### EXERCÍCIO PROPOSTO A
No trecho da decisão sobre prescrição, em quanto tempo prescreve a pretensão contra a Fazenda Pública, segundo o artigo 1º do Decreto 20.910/32?
### EXERCÍCIO PROPOSTO B
Retome o trecho da decisão sobre prescrição a partir da última frase apresentada.

### TRECHO DO TEXTO
Irresignada, a parte autora apresentou recurso de apelação, sustentando que os pedidos declaratórios de inexistência de débito e de inexigibilidade da cobrança são imprescritíveis, razão pela qual a sentença merece ser reformada. Quanto pedido condenatório, aduziu que a prescrição do fundo de direito não se operou, porquanto se baseia nos descontos sucessivos indevidos. Pugnou, outrossim, pela procedência da ação com inversão dos ônus sucumbencias. (
).Com contrarrazões, vieram os autos a este Tribunal.
É o Relatório. Peço dia para julgamento.
VOTO
Prescrição
A sentença, de lavra da MM. Juíza de Direito Daniela Franco Reis e Silva, analisou a questão nos seguintes termos:
Da prescrição
Alega a ré, ainda, a prescrição do direito da autora sob o argumento de que esta teria sido intimada da decisão e do débito em 13.10.2011 e somente ajuizou a ação em 24.10.2018.
Com razão.
Nos termos do artigo 1º do Decreto 20.910/32, a prescrição da pretensão contra a Fazenda Pública prescreve no prazo de 5 anos contados da data do ato ou fato do qual se originarem.
No caso concreto, muito embora a autora alegue em sua impugnação que nunca recebeu a notificação acerca dos descontos a serem procedidos, o processo administrativo juntado com a petição inicial contém, além do documento em si, Carta com Aviso de Recebimento entregue no endereço da procuradora na autora que possuía amplos poderes (mov. 1.7, fl.11/1.10).

### ITENS DO CONJUNTO
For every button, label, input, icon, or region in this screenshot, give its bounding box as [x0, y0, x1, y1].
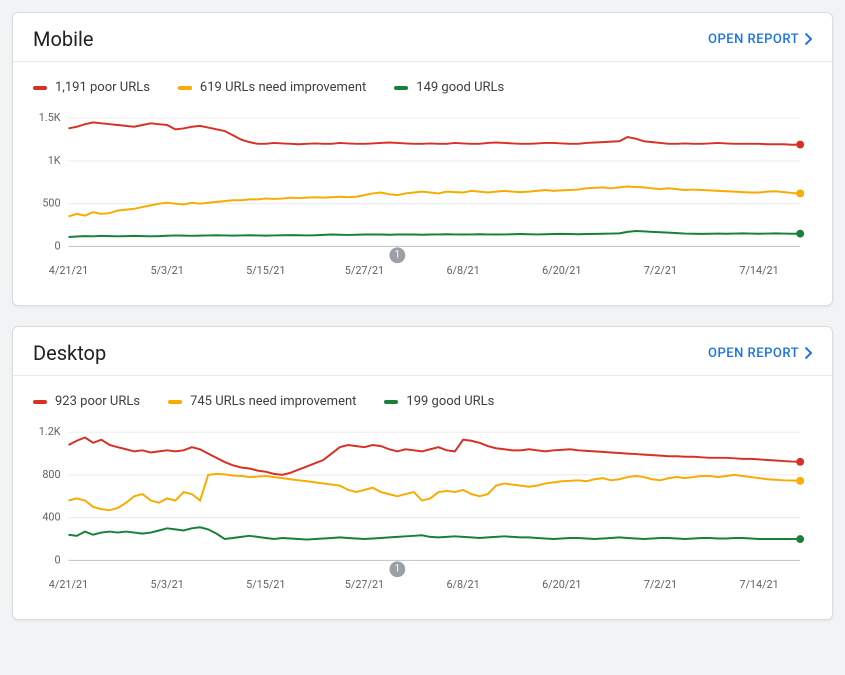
legend-poor: 923 poor URLs: [33, 394, 140, 409]
svg-text:800: 800: [42, 468, 60, 481]
chart-svg: 0 500 1K 1.5K 1 4/21/21 5/3/21 5/15/21 5/27/21…: [33, 107, 812, 297]
chevron-right-icon: [805, 347, 812, 359]
series-poor: [68, 122, 800, 144]
legend-label-good: 149 good URLs: [416, 80, 504, 95]
svg-text:1.5K: 1.5K: [39, 111, 61, 124]
legend-label-poor: 923 poor URLs: [55, 394, 140, 409]
end-marker-poor: [796, 458, 804, 466]
svg-text:1: 1: [395, 564, 401, 575]
svg-text:1: 1: [395, 250, 401, 261]
card-header: Desktop OPEN REPORT: [13, 327, 832, 375]
legend-needs: 745 URLs need improvement: [168, 394, 356, 409]
end-marker-needs: [796, 190, 804, 198]
legend-label-needs: 619 URLs need improvement: [200, 80, 366, 95]
legend-swatch-poor: [33, 400, 47, 404]
svg-text:7/14/21: 7/14/21: [739, 264, 778, 277]
card-header: Mobile OPEN REPORT: [13, 13, 832, 61]
open-report-label: OPEN REPORT: [708, 32, 799, 47]
event-marker[interactable]: 1: [389, 561, 405, 577]
series-good: [68, 231, 800, 237]
card-title: Mobile: [33, 27, 93, 51]
end-marker-good: [796, 535, 804, 543]
card-mobile: Mobile OPEN REPORT 1,191 poor URLs 619 U…: [12, 12, 833, 306]
legend-good: 149 good URLs: [394, 80, 504, 95]
open-report-label: OPEN REPORT: [708, 346, 799, 361]
svg-text:4/21/21: 4/21/21: [49, 578, 88, 591]
end-marker-poor: [796, 141, 804, 149]
end-marker-good: [796, 230, 804, 238]
series-poor: [68, 438, 800, 475]
svg-text:7/2/21: 7/2/21: [644, 578, 677, 591]
svg-text:6/20/21: 6/20/21: [542, 578, 581, 591]
svg-text:5/27/21: 5/27/21: [345, 578, 384, 591]
event-marker[interactable]: 1: [389, 247, 405, 263]
svg-text:5/27/21: 5/27/21: [345, 264, 384, 277]
legend-label-needs: 745 URLs need improvement: [190, 394, 356, 409]
series-needs: [68, 474, 800, 510]
svg-text:500: 500: [42, 197, 60, 210]
legend-swatch-needs: [178, 86, 192, 90]
legend-label-poor: 1,191 poor URLs: [55, 80, 150, 95]
svg-text:0: 0: [55, 239, 61, 252]
chart-mobile: 0 500 1K 1.5K 1 4/21/21 5/3/21 5/15/21 5/27/21…: [13, 103, 832, 305]
open-report-link[interactable]: OPEN REPORT: [708, 32, 812, 47]
open-report-link[interactable]: OPEN REPORT: [708, 346, 812, 361]
legend-swatch-poor: [33, 86, 47, 90]
svg-text:5/15/21: 5/15/21: [246, 264, 285, 277]
series-needs: [68, 187, 800, 217]
svg-text:7/2/21: 7/2/21: [644, 264, 677, 277]
legend-swatch-good: [394, 86, 408, 90]
svg-text:4/21/21: 4/21/21: [49, 264, 88, 277]
legend: 1,191 poor URLs 619 URLs need improvemen…: [13, 62, 832, 103]
chart-desktop: 0 400 800 1.2K 1 4/21/21 5/3/21 5/15/21 5/27/2…: [13, 417, 832, 619]
svg-text:1.2K: 1.2K: [39, 425, 61, 438]
svg-text:400: 400: [42, 511, 60, 524]
series-good: [68, 527, 800, 539]
legend-swatch-needs: [168, 400, 182, 404]
svg-text:5/3/21: 5/3/21: [151, 578, 184, 591]
legend-poor: 1,191 poor URLs: [33, 80, 150, 95]
svg-text:6/8/21: 6/8/21: [446, 578, 479, 591]
svg-text:5/3/21: 5/3/21: [151, 264, 184, 277]
svg-text:6/8/21: 6/8/21: [446, 264, 479, 277]
svg-text:1K: 1K: [48, 154, 61, 167]
svg-text:0: 0: [55, 553, 61, 566]
end-marker-needs: [796, 477, 804, 485]
legend-label-good: 199 good URLs: [406, 394, 494, 409]
svg-text:5/15/21: 5/15/21: [246, 578, 285, 591]
svg-text:6/20/21: 6/20/21: [542, 264, 581, 277]
chevron-right-icon: [805, 33, 812, 45]
card-desktop: Desktop OPEN REPORT 923 poor URLs 745 UR…: [12, 326, 833, 620]
legend-good: 199 good URLs: [384, 394, 494, 409]
card-title: Desktop: [33, 341, 106, 365]
legend-needs: 619 URLs need improvement: [178, 80, 366, 95]
svg-text:7/14/21: 7/14/21: [739, 578, 778, 591]
legend: 923 poor URLs 745 URLs need improvement …: [13, 376, 832, 417]
chart-svg: 0 400 800 1.2K 1 4/21/21 5/3/21 5/15/21 5/27/2…: [33, 421, 812, 611]
legend-swatch-good: [384, 400, 398, 404]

### RESPOSTA A
Em 5 anos, contados da data do ato ou fato do qual se originarem.

### RESPOSTA B
Outrossim, a autora foi pessoalmente intimada em 18.09.2007 acerca da irregularidade da acumulação dos benefícios, tendo realizado defesa administrativa (mov. 1.8), de forma que tinha plena ciência de que os descontos iniciados em 02.2013 eram referentes ao benefício recebido irregularmente.
Portanto, quer se considere a data do início dos descontos (02.2013), quer se considere a data da notificação enviada à procuradora da autora (10.2011), tem-se que quando do ajuizamento da demanda em 24.10.2018 já havia transcorrido o lapso prescricional de 5 anos.
Conforme relatado, em sede recursal, a parte autora sustenta que os pedidos declaratórios de inexistência de débito e de inexigibilidade da cobrança são imprescritíveis, razão pela qual a sentença merece ser reformada neste ponto. Outrossim, quanto pedido condenatório, defende que a prescrição do fundo de direito não se operou, porquanto se baseia nos descontos sucessivos indevidos.
Assiste razão ao recorrente.
Com efeito, no caso concreto, deve ser afastada a prescrição reconhecida na sentença, porquanto a cessação do pagamento do benefício de auxílio acidente, com descontos na aposentadoria por idade, tem efeitos futuros. Ademais, é cediço que o direito ao benefício não prescreve, sendo atingidas apenas as parcelas devidas antes do decurso do prazo legal.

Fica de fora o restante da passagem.